_DESCRIPTION OF THE TASK_
Write out the listing in full, matching it word for word.

Figure contents as structured data:
▶

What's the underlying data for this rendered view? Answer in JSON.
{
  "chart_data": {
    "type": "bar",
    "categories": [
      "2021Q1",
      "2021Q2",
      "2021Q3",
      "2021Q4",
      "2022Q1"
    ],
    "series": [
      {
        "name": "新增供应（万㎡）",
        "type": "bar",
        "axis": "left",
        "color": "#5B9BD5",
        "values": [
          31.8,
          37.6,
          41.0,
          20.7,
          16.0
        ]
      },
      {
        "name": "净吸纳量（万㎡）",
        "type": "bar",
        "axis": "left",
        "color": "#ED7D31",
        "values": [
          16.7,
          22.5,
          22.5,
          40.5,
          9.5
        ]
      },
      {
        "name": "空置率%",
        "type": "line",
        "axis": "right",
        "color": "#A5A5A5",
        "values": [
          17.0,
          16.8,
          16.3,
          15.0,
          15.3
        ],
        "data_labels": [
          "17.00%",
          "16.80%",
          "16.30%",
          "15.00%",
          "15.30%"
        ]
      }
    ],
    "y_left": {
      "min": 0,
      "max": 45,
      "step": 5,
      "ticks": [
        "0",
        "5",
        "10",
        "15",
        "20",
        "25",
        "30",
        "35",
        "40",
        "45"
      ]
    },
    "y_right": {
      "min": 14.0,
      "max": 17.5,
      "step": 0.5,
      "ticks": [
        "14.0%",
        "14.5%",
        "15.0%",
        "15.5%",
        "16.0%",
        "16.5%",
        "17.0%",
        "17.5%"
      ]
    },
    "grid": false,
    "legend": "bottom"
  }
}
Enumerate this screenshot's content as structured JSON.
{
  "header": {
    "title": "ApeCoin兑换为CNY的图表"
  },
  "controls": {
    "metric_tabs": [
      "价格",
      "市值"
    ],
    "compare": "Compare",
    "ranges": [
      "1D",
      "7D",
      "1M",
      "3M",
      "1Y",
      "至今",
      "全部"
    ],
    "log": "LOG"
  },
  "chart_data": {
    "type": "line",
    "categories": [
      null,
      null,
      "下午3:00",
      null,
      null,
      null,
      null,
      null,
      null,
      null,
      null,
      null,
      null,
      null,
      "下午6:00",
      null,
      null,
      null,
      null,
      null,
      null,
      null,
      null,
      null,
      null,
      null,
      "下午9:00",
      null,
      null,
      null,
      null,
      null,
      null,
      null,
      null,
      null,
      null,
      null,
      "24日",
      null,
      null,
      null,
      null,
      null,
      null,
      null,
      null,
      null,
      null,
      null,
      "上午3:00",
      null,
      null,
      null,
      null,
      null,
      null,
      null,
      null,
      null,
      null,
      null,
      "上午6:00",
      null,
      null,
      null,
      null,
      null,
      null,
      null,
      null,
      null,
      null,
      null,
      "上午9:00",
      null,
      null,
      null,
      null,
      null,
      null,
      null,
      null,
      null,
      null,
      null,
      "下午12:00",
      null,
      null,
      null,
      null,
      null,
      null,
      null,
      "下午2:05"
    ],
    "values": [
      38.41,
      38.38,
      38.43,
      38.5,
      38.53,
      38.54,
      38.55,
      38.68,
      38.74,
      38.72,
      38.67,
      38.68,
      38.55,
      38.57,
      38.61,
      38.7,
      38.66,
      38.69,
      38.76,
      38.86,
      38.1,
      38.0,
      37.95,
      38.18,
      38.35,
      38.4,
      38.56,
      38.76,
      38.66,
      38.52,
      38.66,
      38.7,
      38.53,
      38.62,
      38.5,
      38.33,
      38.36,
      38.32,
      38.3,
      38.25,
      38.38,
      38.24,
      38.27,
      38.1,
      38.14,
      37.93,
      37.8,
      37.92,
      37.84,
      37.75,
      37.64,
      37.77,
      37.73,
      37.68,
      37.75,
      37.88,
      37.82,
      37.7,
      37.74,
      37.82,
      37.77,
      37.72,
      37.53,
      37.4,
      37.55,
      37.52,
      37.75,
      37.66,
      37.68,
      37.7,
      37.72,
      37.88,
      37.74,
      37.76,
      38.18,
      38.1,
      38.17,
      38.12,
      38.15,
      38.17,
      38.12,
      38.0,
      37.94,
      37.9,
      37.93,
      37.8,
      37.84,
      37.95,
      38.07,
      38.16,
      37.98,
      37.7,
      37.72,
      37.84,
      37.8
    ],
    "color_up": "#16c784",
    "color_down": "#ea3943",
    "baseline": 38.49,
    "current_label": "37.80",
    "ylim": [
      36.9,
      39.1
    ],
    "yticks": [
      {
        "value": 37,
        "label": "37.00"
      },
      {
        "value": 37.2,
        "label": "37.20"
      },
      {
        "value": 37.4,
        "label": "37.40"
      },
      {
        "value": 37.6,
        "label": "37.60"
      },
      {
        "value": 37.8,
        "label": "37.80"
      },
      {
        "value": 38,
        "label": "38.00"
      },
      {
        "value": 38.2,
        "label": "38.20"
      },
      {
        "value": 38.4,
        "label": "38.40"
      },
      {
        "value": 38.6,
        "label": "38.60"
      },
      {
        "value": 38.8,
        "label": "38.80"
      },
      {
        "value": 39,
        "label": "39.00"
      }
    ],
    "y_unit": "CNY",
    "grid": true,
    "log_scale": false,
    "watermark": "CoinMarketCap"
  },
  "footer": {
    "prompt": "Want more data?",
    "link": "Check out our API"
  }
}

◀

_FULL SOLUTION_
What's the underlying data for this rendered view? Answer in JSON.
{
  "chart_data": {
    "type": "bar",
    "categories": [
      "2021Q1",
      "2021Q2",
      "2021Q3",
      "2021Q4",
      "2022Q1"
    ],
    "series": [
      {
        "name": "新增供应（万㎡）",
        "type": "bar",
        "axis": "left",
        "color": "#5B9BD5",
        "values": [
          31.8,
          37.6,
          41.0,
          20.7,
          16.0
        ]
      },
      {
        "name": "净吸纳量（万㎡）",
        "type": "bar",
        "axis": "left",
        "color": "#ED7D31",
        "values": [
          16.7,
          22.5,
          22.5,
          40.5,
          9.5
        ]
      },
      {
        "name": "空置率%",
        "type": "line",
        "axis": "right",
        "color": "#A5A5A5",
        "values": [
          17.0,
          16.8,
          16.3,
          15.0,
          15.3
        ],
        "data_labels": [
          "17.00%",
          "16.80%",
          "16.30%",
          "15.00%",
          "15.30%"
        ]
      }
    ],
    "y_left": {
      "min": 0,
      "max": 45,
      "step": 5,
      "ticks": [
        "0",
        "5",
        "10",
        "15",
        "20",
        "25",
        "30",
        "35",
        "40",
        "45"
      ]
    },
    "y_right": {
      "min": 14.0,
      "max": 17.5,
      "step": 0.5,
      "ticks": [
        "14.0%",
        "14.5%",
        "15.0%",
        "15.5%",
        "16.0%",
        "16.5%",
        "17.0%",
        "17.5%"
      ]
    },
    "grid": false,
    "legend": "bottom"
  }
}
Enumerate this screenshot's content as structured JSON.
{
  "header": {
    "title": "ApeCoin兑换为CNY的图表"
  },
  "controls": {
    "metric_tabs": [
      "价格",
      "市值"
    ],
    "compare": "Compare",
    "ranges": [
      "1D",
      "7D",
      "1M",
      "3M",
      "1Y",
      "至今",
      "全部"
    ],
    "log": "LOG"
  },
  "chart_data": {
    "type": "line",
    "categories": [
      null,
      null,
      "下午3:00",
      null,
      null,
      null,
      null,
      null,
      null,
      null,
      null,
      null,
      null,
      null,
      "下午6:00",
      null,
      null,
      null,
      null,
      null,
      null,
      null,
      null,
      null,
      null,
      null,
      "下午9:00",
      null,
      null,
      null,
      null,
      null,
      null,
      null,
      null,
      null,
      null,
      null,
      "24日",
      null,
      null,
      null,
      null,
      null,
      null,
      null,
      null,
      null,
      null,
      null,
      "上午3:00",
      null,
      null,
      null,
      null,
      null,
      null,
      null,
      null,
      null,
      null,
      null,
      "上午6:00",
      null,
      null,
      null,
      null,
      null,
      null,
      null,
      null,
      null,
      null,
      null,
      "上午9:00",
      null,
      null,
      null,
      null,
      null,
      null,
      null,
      null,
      null,
      null,
      null,
      "下午12:00",
      null,
      null,
      null,
      null,
      null,
      null,
      null,
      "下午2:05"
    ],
    "values": [
      38.41,
      38.38,
      38.43,
      38.5,
      38.53,
      38.54,
      38.55,
      38.68,
      38.74,
      38.72,
      38.67,
      38.68,
      38.55,
      38.57,
      38.61,
      38.7,
      38.66,
      38.69,
      38.76,
      38.86,
      38.1,
      38.0,
      37.95,
      38.18,
      38.35,
      38.4,
      38.56,
      38.76,
      38.66,
      38.52,
      38.66,
      38.7,
      38.53,
      38.62,
      38.5,
      38.33,
      38.36,
      38.32,
      38.3,
      38.25,
      38.38,
      38.24,
      38.27,
      38.1,
      38.14,
      37.93,
      37.8,
      37.92,
      37.84,
      37.75,
      37.64,
      37.77,
      37.73,
      37.68,
      37.75,
      37.88,
      37.82,
      37.7,
      37.74,
      37.82,
      37.77,
      37.72,
      37.53,
      37.4,
      37.55,
      37.52,
      37.75,
      37.66,
      37.68,
      37.7,
      37.72,
      37.88,
      37.74,
      37.76,
      38.18,
      38.1,
      38.17,
      38.12,
      38.15,
      38.17,
      38.12,
      38.0,
      37.94,
      37.9,
      37.93,
      37.8,
      37.84,
      37.95,
      38.07,
      38.16,
      37.98,
      37.7,
      37.72,
      37.84,
      37.8
    ],
    "color_up": "#16c784",
    "color_down": "#ea3943",
    "baseline": 38.49,
    "current_label": "37.80",
    "ylim": [
      36.9,
      39.1
    ],
    "yticks": [
      {
        "value": 37,
        "label": "37.00"
      },
      {
        "value": 37.2,
        "label": "37.20"
      },
      {
        "value": 37.4,
        "label": "37.40"
      },
      {
        "value": 37.6,
        "label": "37.60"
      },
      {
        "value": 37.8,
        "label": "37.80"
      },
      {
        "value": 38,
        "label": "38.00"
      },
      {
        "value": 38.2,
        "label": "38.20"
      },
      {
        "value": 38.4,
        "label": "38.40"
      },
      {
        "value": 38.6,
        "label": "38.60"
      },
      {
        "value": 38.8,
        "label": "38.80"
      },
      {
        "value": 39,
        "label": "39.00"
      }
    ],
    "y_unit": "CNY",
    "grid": true,
    "log_scale": false,
    "watermark": "CoinMarketCap"
  },
  "footer": {
    "prompt": "Want more data?",
    "link": "Check out our API"
  }
}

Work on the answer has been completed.